■ LISTING ■

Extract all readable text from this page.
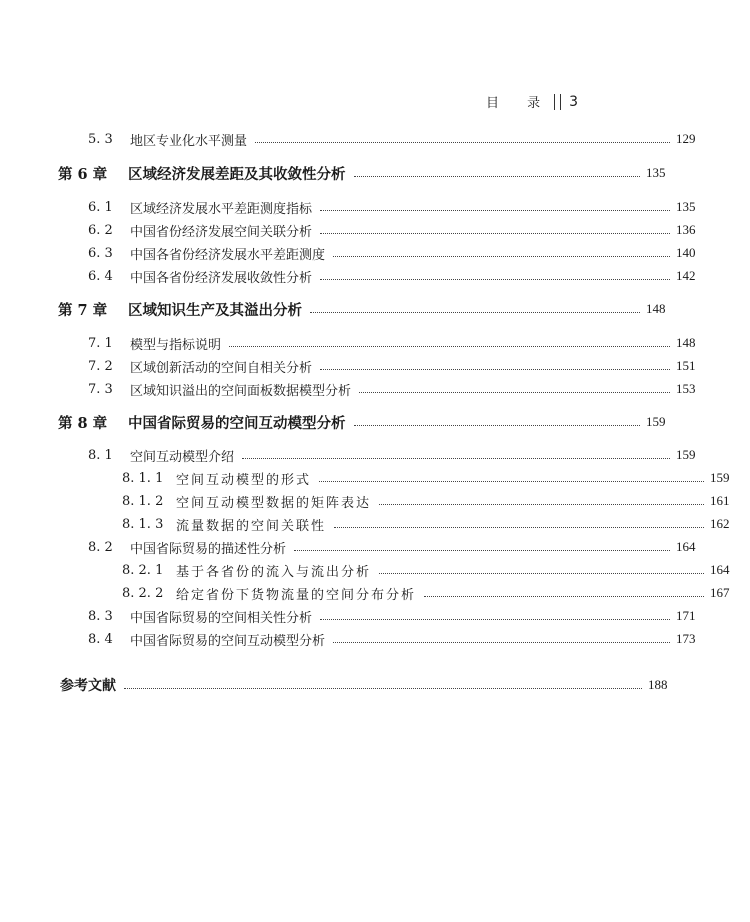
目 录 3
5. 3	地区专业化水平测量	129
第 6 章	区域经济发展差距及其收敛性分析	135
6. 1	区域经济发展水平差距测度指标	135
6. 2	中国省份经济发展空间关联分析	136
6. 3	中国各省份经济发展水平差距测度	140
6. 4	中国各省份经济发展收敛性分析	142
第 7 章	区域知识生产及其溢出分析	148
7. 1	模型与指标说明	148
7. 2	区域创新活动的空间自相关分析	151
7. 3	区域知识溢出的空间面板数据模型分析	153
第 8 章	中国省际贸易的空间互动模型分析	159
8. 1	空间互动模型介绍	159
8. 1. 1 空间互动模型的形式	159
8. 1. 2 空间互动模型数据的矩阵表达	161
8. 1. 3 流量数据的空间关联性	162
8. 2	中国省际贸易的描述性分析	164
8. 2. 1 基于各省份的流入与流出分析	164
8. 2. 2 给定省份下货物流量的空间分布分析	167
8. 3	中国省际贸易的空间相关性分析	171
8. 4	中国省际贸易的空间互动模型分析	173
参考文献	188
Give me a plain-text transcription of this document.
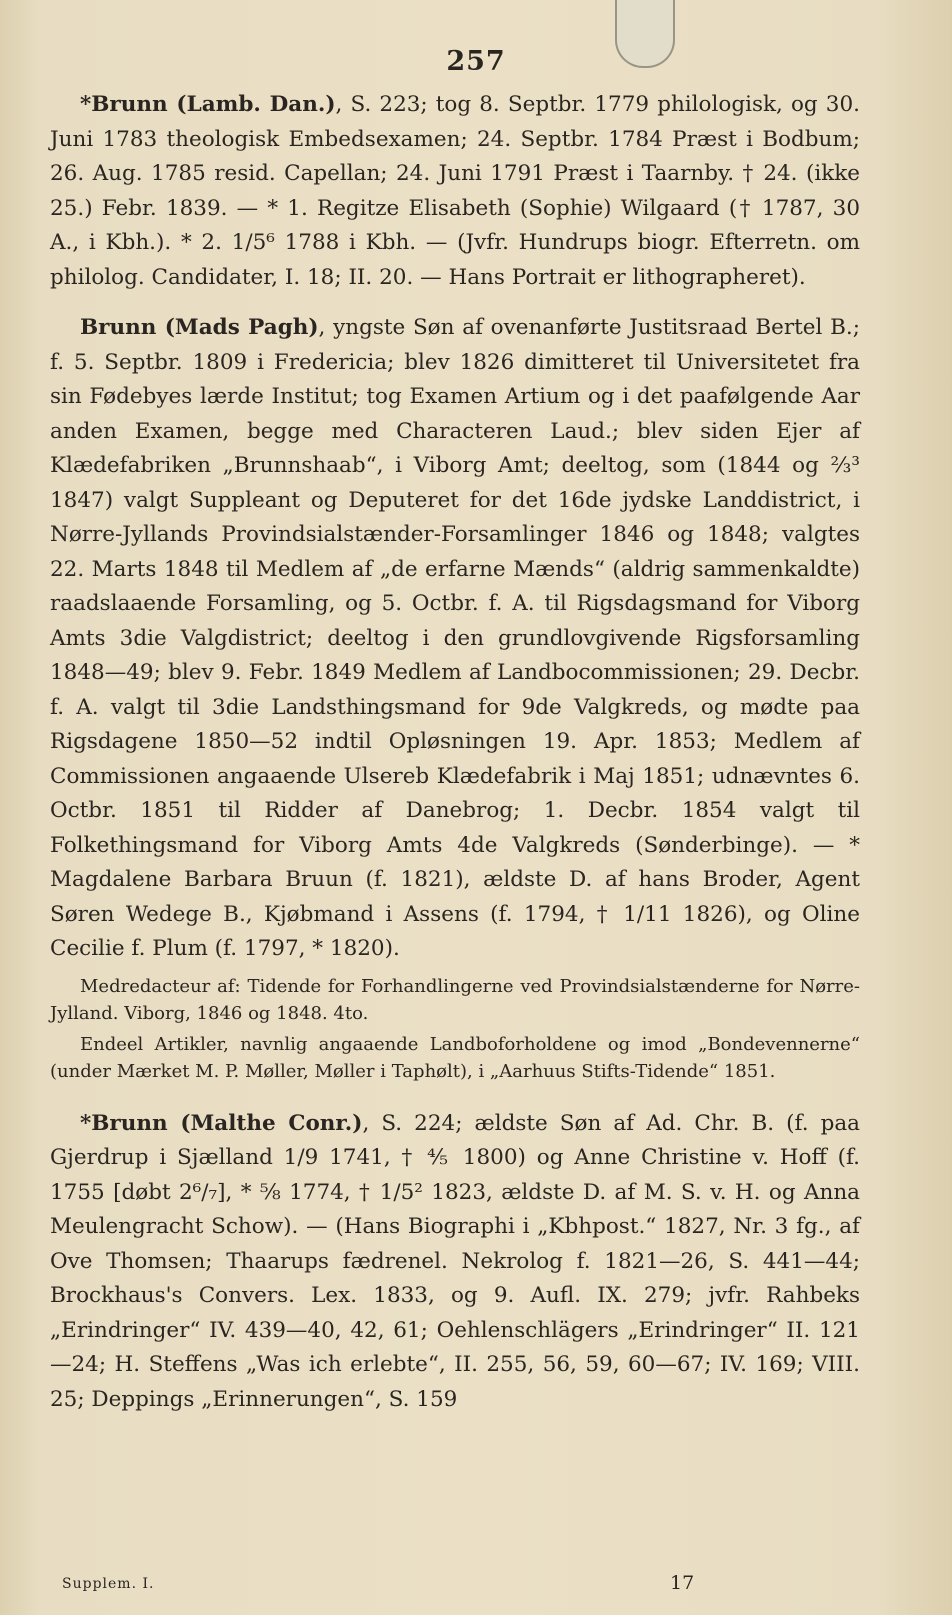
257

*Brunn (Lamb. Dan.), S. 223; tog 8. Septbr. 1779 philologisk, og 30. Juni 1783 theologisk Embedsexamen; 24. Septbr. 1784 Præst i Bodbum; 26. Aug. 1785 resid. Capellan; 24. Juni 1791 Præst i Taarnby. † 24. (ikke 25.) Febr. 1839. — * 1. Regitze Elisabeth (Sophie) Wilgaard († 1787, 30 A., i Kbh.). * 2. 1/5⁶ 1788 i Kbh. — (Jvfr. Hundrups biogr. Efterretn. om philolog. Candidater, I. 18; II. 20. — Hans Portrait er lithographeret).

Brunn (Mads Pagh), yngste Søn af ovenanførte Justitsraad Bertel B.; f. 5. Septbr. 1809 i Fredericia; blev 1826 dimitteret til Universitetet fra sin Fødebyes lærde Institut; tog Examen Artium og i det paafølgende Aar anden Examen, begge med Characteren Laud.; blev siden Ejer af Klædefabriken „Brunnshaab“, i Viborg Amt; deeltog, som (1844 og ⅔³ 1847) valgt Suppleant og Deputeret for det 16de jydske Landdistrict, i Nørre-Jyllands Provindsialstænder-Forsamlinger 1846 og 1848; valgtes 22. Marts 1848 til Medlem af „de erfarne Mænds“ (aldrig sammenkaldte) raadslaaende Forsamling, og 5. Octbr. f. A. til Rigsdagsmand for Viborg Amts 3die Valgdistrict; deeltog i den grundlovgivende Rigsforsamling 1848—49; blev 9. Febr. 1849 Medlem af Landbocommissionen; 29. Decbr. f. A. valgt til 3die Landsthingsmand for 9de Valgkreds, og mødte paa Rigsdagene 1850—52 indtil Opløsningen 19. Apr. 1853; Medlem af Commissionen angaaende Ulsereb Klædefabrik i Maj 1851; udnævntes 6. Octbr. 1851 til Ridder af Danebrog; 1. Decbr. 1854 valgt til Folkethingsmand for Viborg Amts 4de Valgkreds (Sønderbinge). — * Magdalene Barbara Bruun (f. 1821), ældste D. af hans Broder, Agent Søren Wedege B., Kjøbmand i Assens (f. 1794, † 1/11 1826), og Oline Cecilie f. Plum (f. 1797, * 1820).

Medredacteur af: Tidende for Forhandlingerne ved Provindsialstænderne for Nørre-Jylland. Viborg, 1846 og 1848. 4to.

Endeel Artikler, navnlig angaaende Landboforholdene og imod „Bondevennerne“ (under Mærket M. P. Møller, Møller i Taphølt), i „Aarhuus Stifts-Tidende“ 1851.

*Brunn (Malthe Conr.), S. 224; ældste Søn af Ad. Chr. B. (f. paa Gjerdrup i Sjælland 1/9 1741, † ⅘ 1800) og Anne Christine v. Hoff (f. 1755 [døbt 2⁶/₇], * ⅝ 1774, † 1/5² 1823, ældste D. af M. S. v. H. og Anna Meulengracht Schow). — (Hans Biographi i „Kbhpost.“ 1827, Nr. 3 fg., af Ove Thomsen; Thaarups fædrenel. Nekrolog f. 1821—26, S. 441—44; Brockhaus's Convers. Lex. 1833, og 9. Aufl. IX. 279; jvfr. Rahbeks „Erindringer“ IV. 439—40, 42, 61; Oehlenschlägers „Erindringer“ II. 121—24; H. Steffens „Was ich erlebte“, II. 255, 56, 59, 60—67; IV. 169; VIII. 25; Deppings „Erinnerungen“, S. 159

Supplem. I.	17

==

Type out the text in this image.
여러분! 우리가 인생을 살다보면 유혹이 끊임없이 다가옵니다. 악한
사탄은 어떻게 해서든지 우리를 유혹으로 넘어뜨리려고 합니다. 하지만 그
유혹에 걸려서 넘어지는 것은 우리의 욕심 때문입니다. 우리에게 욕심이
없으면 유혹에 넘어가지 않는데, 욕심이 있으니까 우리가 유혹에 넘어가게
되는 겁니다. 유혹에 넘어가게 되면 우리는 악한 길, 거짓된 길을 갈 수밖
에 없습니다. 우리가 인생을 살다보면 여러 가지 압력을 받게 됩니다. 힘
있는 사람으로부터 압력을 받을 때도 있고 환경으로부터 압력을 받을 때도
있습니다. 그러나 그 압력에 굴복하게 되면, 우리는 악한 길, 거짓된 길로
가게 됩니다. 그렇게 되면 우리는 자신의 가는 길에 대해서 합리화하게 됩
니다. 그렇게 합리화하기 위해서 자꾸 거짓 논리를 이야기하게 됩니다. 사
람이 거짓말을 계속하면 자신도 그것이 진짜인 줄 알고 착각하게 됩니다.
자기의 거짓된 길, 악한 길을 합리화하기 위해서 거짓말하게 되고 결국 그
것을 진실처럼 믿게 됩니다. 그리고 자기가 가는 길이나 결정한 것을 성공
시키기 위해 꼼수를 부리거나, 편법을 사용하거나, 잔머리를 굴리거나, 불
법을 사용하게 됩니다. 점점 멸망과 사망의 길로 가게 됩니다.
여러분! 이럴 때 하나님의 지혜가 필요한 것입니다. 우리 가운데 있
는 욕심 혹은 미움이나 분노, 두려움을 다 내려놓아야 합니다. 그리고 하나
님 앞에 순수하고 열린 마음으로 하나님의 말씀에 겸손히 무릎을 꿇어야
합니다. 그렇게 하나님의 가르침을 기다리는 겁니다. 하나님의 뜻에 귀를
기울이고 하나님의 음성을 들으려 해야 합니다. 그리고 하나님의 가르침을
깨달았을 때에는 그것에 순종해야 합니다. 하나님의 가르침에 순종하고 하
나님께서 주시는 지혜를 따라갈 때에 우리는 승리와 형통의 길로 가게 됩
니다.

■ GOAL ■
Count the lines that hold the string "this" and state that number alone.

■ SOLUTION ■
3